_INSTRUCTION_
Extract every line of the material below and reproduce it faithfully.

_DATA SHOWN_
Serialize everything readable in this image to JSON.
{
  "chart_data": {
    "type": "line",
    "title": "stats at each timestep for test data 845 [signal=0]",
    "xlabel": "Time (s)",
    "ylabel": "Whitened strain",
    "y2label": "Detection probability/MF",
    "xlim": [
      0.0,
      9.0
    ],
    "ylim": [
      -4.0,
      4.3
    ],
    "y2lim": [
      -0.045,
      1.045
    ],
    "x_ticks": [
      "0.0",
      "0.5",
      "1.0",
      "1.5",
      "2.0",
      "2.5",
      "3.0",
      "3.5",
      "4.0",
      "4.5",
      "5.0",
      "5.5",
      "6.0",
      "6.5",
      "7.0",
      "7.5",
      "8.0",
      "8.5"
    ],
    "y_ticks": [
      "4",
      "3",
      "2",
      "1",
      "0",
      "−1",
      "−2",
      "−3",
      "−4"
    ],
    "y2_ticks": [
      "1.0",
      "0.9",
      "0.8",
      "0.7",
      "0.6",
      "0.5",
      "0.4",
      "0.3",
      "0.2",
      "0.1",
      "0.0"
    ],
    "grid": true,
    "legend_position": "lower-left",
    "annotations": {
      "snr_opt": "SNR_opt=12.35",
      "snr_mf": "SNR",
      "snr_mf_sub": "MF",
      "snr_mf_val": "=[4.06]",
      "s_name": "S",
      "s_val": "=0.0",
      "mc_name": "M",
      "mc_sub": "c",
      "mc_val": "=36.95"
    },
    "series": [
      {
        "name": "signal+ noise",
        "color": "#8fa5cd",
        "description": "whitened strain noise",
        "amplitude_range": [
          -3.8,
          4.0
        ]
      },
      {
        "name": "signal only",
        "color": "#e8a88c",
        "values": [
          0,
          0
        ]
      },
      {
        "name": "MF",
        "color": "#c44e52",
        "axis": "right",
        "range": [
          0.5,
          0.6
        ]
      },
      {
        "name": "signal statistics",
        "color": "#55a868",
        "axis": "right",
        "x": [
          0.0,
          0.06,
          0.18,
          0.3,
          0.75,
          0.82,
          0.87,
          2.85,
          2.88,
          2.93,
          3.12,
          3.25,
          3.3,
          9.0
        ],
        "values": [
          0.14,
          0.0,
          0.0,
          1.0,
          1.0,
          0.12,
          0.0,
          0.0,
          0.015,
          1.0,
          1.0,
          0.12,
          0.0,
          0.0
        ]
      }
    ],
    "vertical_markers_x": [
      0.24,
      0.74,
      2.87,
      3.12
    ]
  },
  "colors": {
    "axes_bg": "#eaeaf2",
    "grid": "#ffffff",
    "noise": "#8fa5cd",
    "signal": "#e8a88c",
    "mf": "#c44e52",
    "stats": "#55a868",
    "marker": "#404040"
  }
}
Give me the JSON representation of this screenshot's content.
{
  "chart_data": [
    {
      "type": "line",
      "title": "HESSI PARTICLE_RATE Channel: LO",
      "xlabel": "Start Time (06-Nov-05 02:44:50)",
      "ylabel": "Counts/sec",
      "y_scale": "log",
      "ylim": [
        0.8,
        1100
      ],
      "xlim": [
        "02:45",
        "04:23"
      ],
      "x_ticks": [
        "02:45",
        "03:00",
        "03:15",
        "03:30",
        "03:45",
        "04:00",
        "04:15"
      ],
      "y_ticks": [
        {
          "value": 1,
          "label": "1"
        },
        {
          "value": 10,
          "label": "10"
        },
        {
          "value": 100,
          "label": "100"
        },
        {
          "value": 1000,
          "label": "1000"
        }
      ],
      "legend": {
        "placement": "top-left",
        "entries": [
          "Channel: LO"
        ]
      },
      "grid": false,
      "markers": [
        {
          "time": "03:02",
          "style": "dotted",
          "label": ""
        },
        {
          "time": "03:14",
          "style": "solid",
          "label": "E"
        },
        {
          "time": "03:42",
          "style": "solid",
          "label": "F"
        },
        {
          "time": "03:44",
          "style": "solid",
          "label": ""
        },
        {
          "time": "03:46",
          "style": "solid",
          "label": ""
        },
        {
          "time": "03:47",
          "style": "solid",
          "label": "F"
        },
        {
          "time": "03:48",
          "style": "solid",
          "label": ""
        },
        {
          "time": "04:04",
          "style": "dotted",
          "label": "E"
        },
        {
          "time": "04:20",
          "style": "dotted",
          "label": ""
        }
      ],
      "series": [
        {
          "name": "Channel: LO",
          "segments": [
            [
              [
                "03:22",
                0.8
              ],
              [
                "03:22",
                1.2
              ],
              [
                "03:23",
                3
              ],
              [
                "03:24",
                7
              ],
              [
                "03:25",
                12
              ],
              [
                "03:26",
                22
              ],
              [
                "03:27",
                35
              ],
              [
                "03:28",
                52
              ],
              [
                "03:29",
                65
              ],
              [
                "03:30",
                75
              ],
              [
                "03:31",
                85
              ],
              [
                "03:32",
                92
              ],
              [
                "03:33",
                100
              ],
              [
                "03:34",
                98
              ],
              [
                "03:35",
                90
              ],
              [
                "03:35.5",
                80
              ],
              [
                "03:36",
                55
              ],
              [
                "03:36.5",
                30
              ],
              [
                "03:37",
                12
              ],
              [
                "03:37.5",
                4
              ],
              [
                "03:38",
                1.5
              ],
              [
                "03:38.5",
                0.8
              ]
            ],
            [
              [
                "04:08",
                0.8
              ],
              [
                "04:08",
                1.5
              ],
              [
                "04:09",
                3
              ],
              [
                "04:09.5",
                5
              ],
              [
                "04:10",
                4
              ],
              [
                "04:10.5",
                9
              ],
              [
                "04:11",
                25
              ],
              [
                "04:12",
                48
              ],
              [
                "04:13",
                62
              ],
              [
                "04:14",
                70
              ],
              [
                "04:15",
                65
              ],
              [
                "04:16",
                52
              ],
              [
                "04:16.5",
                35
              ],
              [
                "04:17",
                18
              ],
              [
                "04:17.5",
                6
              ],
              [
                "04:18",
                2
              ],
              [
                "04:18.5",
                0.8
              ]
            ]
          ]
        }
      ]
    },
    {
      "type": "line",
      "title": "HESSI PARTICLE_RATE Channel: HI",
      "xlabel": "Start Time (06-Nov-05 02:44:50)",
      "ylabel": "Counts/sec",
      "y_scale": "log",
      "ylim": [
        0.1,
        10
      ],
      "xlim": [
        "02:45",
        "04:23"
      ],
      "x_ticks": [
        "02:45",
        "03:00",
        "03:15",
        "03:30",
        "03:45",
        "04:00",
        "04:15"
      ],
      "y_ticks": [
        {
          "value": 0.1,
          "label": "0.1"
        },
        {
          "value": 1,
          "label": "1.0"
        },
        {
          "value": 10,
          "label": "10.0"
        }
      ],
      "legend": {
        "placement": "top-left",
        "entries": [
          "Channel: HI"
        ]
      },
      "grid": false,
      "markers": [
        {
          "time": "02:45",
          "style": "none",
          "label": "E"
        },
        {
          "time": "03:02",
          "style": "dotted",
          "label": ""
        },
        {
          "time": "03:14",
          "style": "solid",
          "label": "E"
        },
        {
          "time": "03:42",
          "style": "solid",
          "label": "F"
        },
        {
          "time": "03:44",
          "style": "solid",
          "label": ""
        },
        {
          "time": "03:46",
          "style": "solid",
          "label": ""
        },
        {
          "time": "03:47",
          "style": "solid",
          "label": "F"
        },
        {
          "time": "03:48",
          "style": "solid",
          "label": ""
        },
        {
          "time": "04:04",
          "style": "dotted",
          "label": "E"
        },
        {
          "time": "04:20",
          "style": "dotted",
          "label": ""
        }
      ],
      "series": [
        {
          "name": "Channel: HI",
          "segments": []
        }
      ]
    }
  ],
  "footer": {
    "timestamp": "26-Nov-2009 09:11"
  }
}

_COMPLETE OUTPUT_
Serialize everything readable in this image to JSON.
{
  "chart_data": {
    "type": "line",
    "title": "stats at each timestep for test data 845 [signal=0]",
    "xlabel": "Time (s)",
    "ylabel": "Whitened strain",
    "y2label": "Detection probability/MF",
    "xlim": [
      0.0,
      9.0
    ],
    "ylim": [
      -4.0,
      4.3
    ],
    "y2lim": [
      -0.045,
      1.045
    ],
    "x_ticks": [
      "0.0",
      "0.5",
      "1.0",
      "1.5",
      "2.0",
      "2.5",
      "3.0",
      "3.5",
      "4.0",
      "4.5",
      "5.0",
      "5.5",
      "6.0",
      "6.5",
      "7.0",
      "7.5",
      "8.0",
      "8.5"
    ],
    "y_ticks": [
      "4",
      "3",
      "2",
      "1",
      "0",
      "−1",
      "−2",
      "−3",
      "−4"
    ],
    "y2_ticks": [
      "1.0",
      "0.9",
      "0.8",
      "0.7",
      "0.6",
      "0.5",
      "0.4",
      "0.3",
      "0.2",
      "0.1",
      "0.0"
    ],
    "grid": true,
    "legend_position": "lower-left",
    "annotations": {
      "snr_opt": "SNR_opt=12.35",
      "snr_mf": "SNR",
      "snr_mf_sub": "MF",
      "snr_mf_val": "=[4.06]",
      "s_name": "S",
      "s_val": "=0.0",
      "mc_name": "M",
      "mc_sub": "c",
      "mc_val": "=36.95"
    },
    "series": [
      {
        "name": "signal+ noise",
        "color": "#8fa5cd",
        "description": "whitened strain noise",
        "amplitude_range": [
          -3.8,
          4.0
        ]
      },
      {
        "name": "signal only",
        "color": "#e8a88c",
        "values": [
          0,
          0
        ]
      },
      {
        "name": "MF",
        "color": "#c44e52",
        "axis": "right",
        "range": [
          0.5,
          0.6
        ]
      },
      {
        "name": "signal statistics",
        "color": "#55a868",
        "axis": "right",
        "x": [
          0.0,
          0.06,
          0.18,
          0.3,
          0.75,
          0.82,
          0.87,
          2.85,
          2.88,
          2.93,
          3.12,
          3.25,
          3.3,
          9.0
        ],
        "values": [
          0.14,
          0.0,
          0.0,
          1.0,
          1.0,
          0.12,
          0.0,
          0.0,
          0.015,
          1.0,
          1.0,
          0.12,
          0.0,
          0.0
        ]
      }
    ],
    "vertical_markers_x": [
      0.24,
      0.74,
      2.87,
      3.12
    ]
  },
  "colors": {
    "axes_bg": "#eaeaf2",
    "grid": "#ffffff",
    "noise": "#8fa5cd",
    "signal": "#e8a88c",
    "mf": "#c44e52",
    "stats": "#55a868",
    "marker": "#404040"
  }
}
Give me the JSON representation of this screenshot's content.
{
  "chart_data": [
    {
      "type": "line",
      "title": "HESSI PARTICLE_RATE Channel: LO",
      "xlabel": "Start Time (06-Nov-05 02:44:50)",
      "ylabel": "Counts/sec",
      "y_scale": "log",
      "ylim": [
        0.8,
        1100
      ],
      "xlim": [
        "02:45",
        "04:23"
      ],
      "x_ticks": [
        "02:45",
        "03:00",
        "03:15",
        "03:30",
        "03:45",
        "04:00",
        "04:15"
      ],
      "y_ticks": [
        {
          "value": 1,
          "label": "1"
        },
        {
          "value": 10,
          "label": "10"
        },
        {
          "value": 100,
          "label": "100"
        },
        {
          "value": 1000,
          "label": "1000"
        }
      ],
      "legend": {
        "placement": "top-left",
        "entries": [
          "Channel: LO"
        ]
      },
      "grid": false,
      "markers": [
        {
          "time": "03:02",
          "style": "dotted",
          "label": ""
        },
        {
          "time": "03:14",
          "style": "solid",
          "label": "E"
        },
        {
          "time": "03:42",
          "style": "solid",
          "label": "F"
        },
        {
          "time": "03:44",
          "style": "solid",
          "label": ""
        },
        {
          "time": "03:46",
          "style": "solid",
          "label": ""
        },
        {
          "time": "03:47",
          "style": "solid",
          "label": "F"
        },
        {
          "time": "03:48",
          "style": "solid",
          "label": ""
        },
        {
          "time": "04:04",
          "style": "dotted",
          "label": "E"
        },
        {
          "time": "04:20",
          "style": "dotted",
          "label": ""
        }
      ],
      "series": [
        {
          "name": "Channel: LO",
          "segments": [
            [
              [
                "03:22",
                0.8
              ],
              [
                "03:22",
                1.2
              ],
              [
                "03:23",
                3
              ],
              [
                "03:24",
                7
              ],
              [
                "03:25",
                12
              ],
              [
                "03:26",
                22
              ],
              [
                "03:27",
                35
              ],
              [
                "03:28",
                52
              ],
              [
                "03:29",
                65
              ],
              [
                "03:30",
                75
              ],
              [
                "03:31",
                85
              ],
              [
                "03:32",
                92
              ],
              [
                "03:33",
                100
              ],
              [
                "03:34",
                98
              ],
              [
                "03:35",
                90
              ],
              [
                "03:35.5",
                80
              ],
              [
                "03:36",
                55
              ],
              [
                "03:36.5",
                30
              ],
              [
                "03:37",
                12
              ],
              [
                "03:37.5",
                4
              ],
              [
                "03:38",
                1.5
              ],
              [
                "03:38.5",
                0.8
              ]
            ],
            [
              [
                "04:08",
                0.8
              ],
              [
                "04:08",
                1.5
              ],
              [
                "04:09",
                3
              ],
              [
                "04:09.5",
                5
              ],
              [
                "04:10",
                4
              ],
              [
                "04:10.5",
                9
              ],
              [
                "04:11",
                25
              ],
              [
                "04:12",
                48
              ],
              [
                "04:13",
                62
              ],
              [
                "04:14",
                70
              ],
              [
                "04:15",
                65
              ],
              [
                "04:16",
                52
              ],
              [
                "04:16.5",
                35
              ],
              [
                "04:17",
                18
              ],
              [
                "04:17.5",
                6
              ],
              [
                "04:18",
                2
              ],
              [
                "04:18.5",
                0.8
              ]
            ]
          ]
        }
      ]
    },
    {
      "type": "line",
      "title": "HESSI PARTICLE_RATE Channel: HI",
      "xlabel": "Start Time (06-Nov-05 02:44:50)",
      "ylabel": "Counts/sec",
      "y_scale": "log",
      "ylim": [
        0.1,
        10
      ],
      "xlim": [
        "02:45",
        "04:23"
      ],
      "x_ticks": [
        "02:45",
        "03:00",
        "03:15",
        "03:30",
        "03:45",
        "04:00",
        "04:15"
      ],
      "y_ticks": [
        {
          "value": 0.1,
          "label": "0.1"
        },
        {
          "value": 1,
          "label": "1.0"
        },
        {
          "value": 10,
          "label": "10.0"
        }
      ],
      "legend": {
        "placement": "top-left",
        "entries": [
          "Channel: HI"
        ]
      },
      "grid": false,
      "markers": [
        {
          "time": "02:45",
          "style": "none",
          "label": "E"
        },
        {
          "time": "03:02",
          "style": "dotted",
          "label": ""
        },
        {
          "time": "03:14",
          "style": "solid",
          "label": "E"
        },
        {
          "time": "03:42",
          "style": "solid",
          "label": "F"
        },
        {
          "time": "03:44",
          "style": "solid",
          "label": ""
        },
        {
          "time": "03:46",
          "style": "solid",
          "label": ""
        },
        {
          "time": "03:47",
          "style": "solid",
          "label": "F"
        },
        {
          "time": "03:48",
          "style": "solid",
          "label": ""
        },
        {
          "time": "04:04",
          "style": "dotted",
          "label": "E"
        },
        {
          "time": "04:20",
          "style": "dotted",
          "label": ""
        }
      ],
      "series": [
        {
          "name": "Channel: HI",
          "segments": []
        }
      ]
    }
  ],
  "footer": {
    "timestamp": "26-Nov-2009 09:11"
  }
}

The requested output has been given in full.